# Start of Extracted information

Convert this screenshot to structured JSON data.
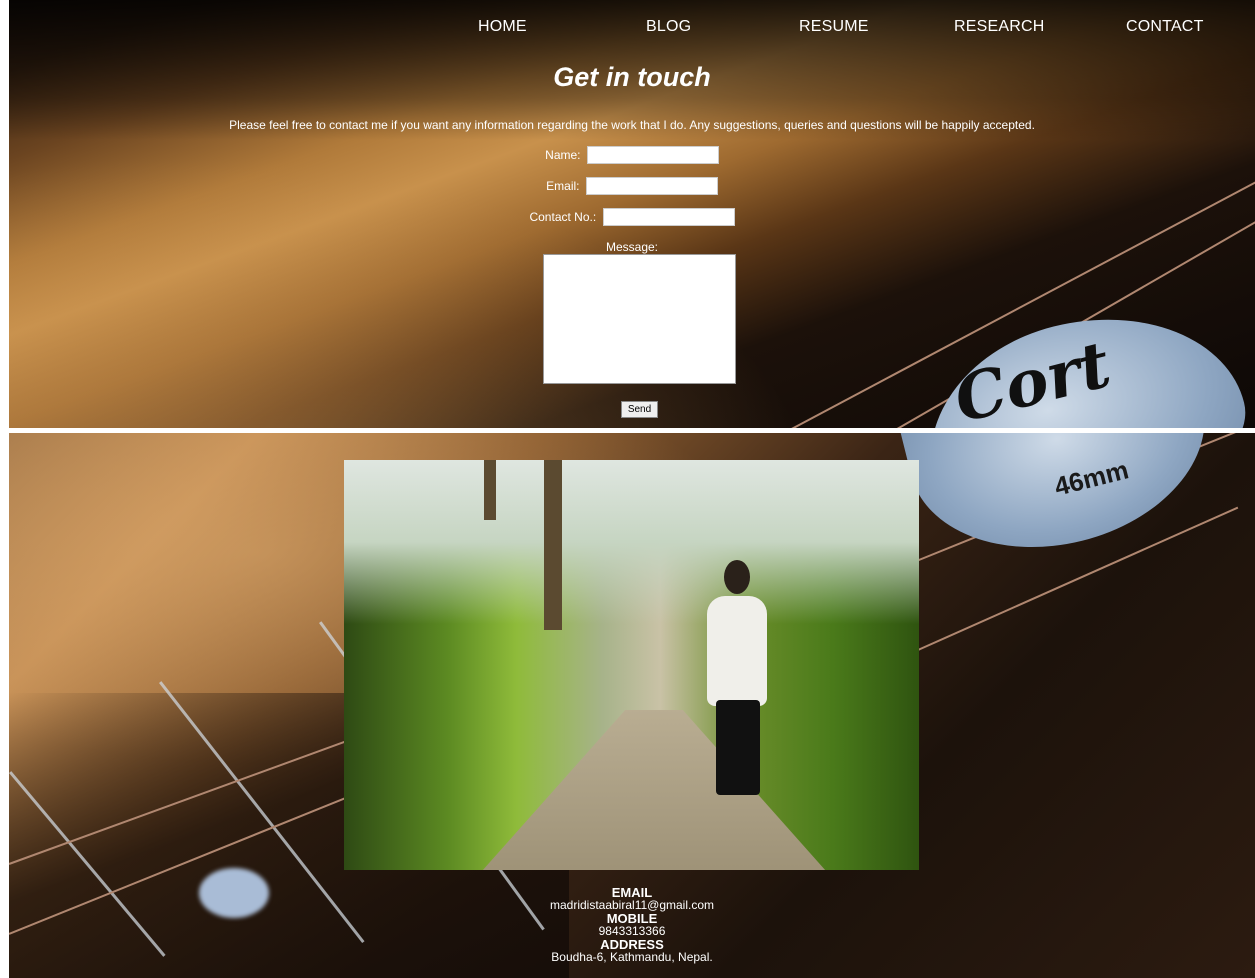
{
  "nav": {
    "items": [
      {
        "label": "HOME"
      },
      {
        "label": "BLOG"
      },
      {
        "label": "RESUME"
      },
      {
        "label": "RESEARCH"
      },
      {
        "label": "CONTACT"
      }
    ]
  },
  "header": {
    "title": "Get in touch"
  },
  "intro": "Please feel free to contact me if you want any information regarding the work that I do. Any suggestions, queries and questions will be happily accepted.",
  "form": {
    "name_label": "Name:",
    "name_value": "",
    "email_label": "Email:",
    "email_value": "",
    "contact_label": "Contact No.:",
    "contact_value": "",
    "message_label": "Message:",
    "message_value": "",
    "send_label": "Send"
  },
  "contact": {
    "email_heading": "EMAIL",
    "email": "madridistaabiral11@gmail.com",
    "mobile_heading": "MOBILE",
    "mobile": "9843313366",
    "address_heading": "ADDRESS",
    "address": "Boudha-6, Kathmandu, Nepal."
  },
  "background": {
    "pick_text": "Cort",
    "pick_thickness": "46mm"
  }
}
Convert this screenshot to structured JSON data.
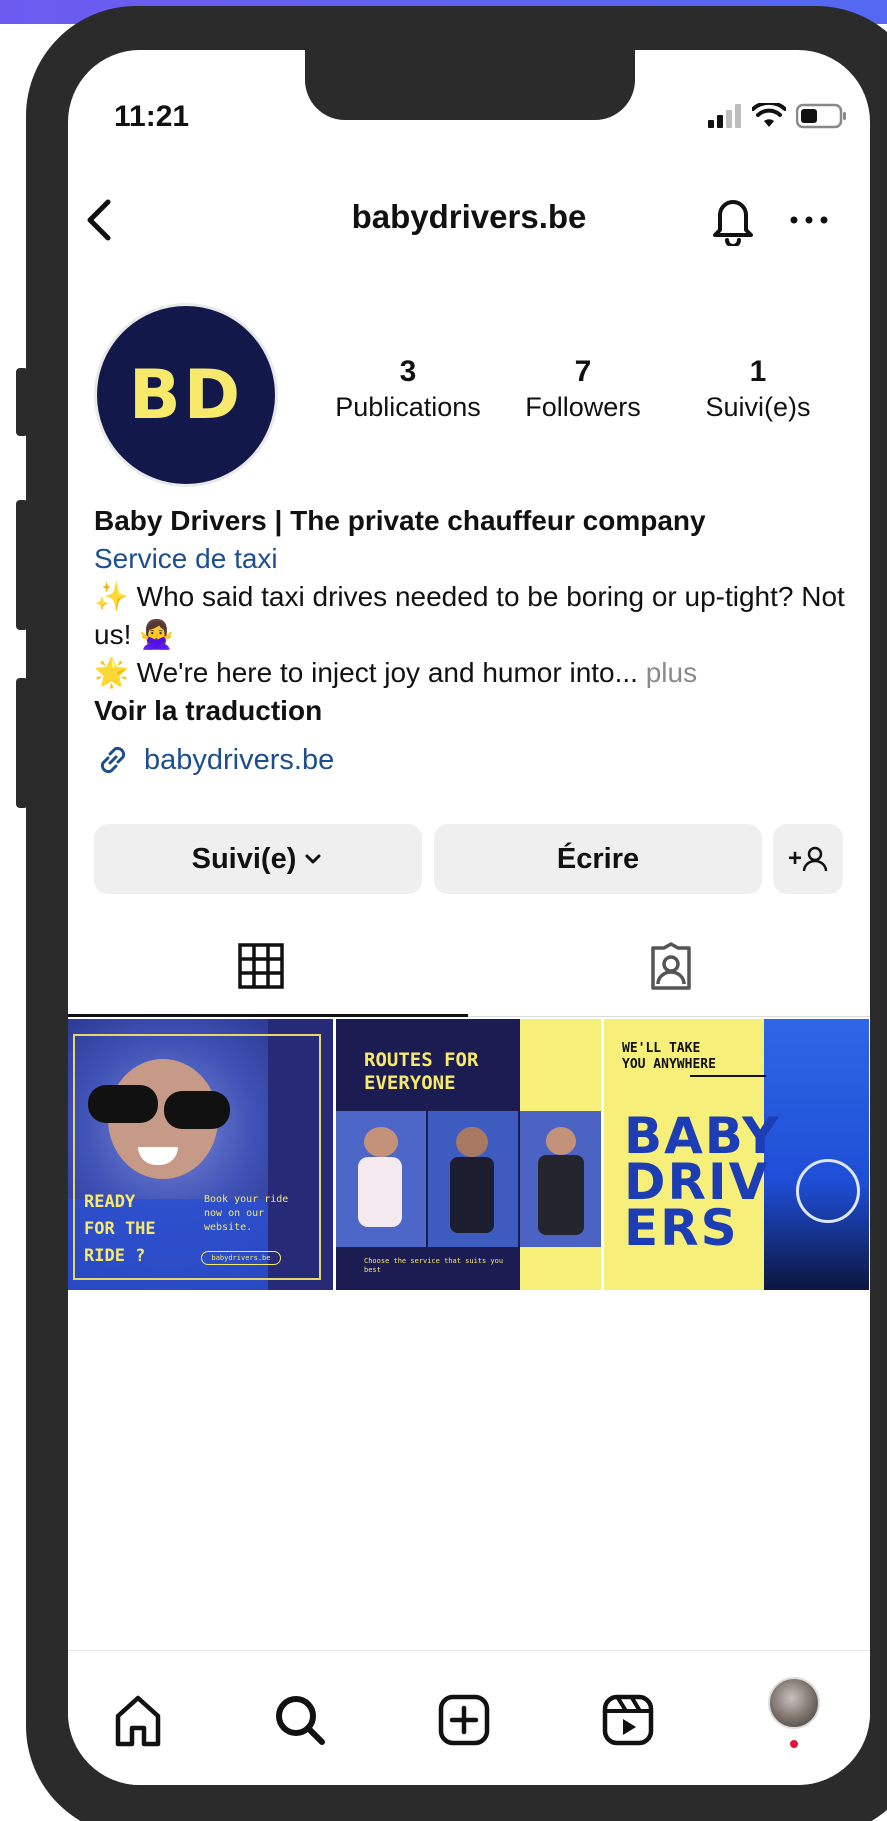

# End of Extracted information

→ **What to produce**
Write out the full listing verbatim, excluding its pictures.

→ **Solution to the problem**
Convert this screenshot to structured JSON data.
{
  "nav": {
    "items": [
      {
        "label": "HOME"
      },
      {
        "label": "BLOG"
      },
      {
        "label": "RESUME"
      },
      {
        "label": "RESEARCH"
      },
      {
        "label": "CONTACT"
      }
    ]
  },
  "header": {
    "title": "Get in touch"
  },
  "intro": "Please feel free to contact me if you want any information regarding the work that I do. Any suggestions, queries and questions will be happily accepted.",
  "form": {
    "name_label": "Name:",
    "name_value": "",
    "email_label": "Email:",
    "email_value": "",
    "contact_label": "Contact No.:",
    "contact_value": "",
    "message_label": "Message:",
    "message_value": "",
    "send_label": "Send"
  },
  "contact": {
    "email_heading": "EMAIL",
    "email": "madridistaabiral11@gmail.com",
    "mobile_heading": "MOBILE",
    "mobile": "9843313366",
    "address_heading": "ADDRESS",
    "address": "Boudha-6, Kathmandu, Nepal."
  },
  "background": {
    "pick_text": "Cort",
    "pick_thickness": "46mm"
  }
}
Convert this screenshot to structured JSON data.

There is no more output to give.